* _Stored rows_:
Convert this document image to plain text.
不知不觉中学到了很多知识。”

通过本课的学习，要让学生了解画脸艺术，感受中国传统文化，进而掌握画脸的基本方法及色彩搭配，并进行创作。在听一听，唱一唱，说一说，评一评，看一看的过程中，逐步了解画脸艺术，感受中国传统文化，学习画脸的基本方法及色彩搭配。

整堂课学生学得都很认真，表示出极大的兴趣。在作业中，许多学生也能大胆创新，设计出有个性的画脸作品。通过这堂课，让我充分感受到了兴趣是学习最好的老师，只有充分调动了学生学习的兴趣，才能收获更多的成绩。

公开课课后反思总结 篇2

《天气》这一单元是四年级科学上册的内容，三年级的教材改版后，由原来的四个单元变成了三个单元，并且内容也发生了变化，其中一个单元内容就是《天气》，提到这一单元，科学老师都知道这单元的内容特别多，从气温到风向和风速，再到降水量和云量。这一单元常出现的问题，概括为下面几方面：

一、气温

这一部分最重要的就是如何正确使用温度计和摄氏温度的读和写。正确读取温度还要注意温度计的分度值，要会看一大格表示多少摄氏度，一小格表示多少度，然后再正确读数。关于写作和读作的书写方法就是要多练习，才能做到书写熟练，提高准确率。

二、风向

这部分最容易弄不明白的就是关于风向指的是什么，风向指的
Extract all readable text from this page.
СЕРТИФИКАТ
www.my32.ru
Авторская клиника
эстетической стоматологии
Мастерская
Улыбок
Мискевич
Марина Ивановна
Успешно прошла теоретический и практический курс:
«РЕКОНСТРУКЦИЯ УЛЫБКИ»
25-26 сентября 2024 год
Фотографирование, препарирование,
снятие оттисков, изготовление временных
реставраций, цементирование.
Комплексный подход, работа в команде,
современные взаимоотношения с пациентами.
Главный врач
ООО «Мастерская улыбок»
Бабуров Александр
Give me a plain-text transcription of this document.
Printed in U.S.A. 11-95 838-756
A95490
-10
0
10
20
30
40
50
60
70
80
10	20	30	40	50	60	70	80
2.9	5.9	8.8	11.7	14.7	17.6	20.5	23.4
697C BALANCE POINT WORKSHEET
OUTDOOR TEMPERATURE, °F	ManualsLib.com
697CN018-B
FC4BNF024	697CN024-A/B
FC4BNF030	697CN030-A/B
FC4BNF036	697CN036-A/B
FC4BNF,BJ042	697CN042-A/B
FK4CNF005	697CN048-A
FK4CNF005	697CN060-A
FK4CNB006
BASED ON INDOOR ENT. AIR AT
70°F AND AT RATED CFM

* _Work to be completed_: Scan the records above, count the lines with "document" in them, and give only the number.

* _Completed task_: 2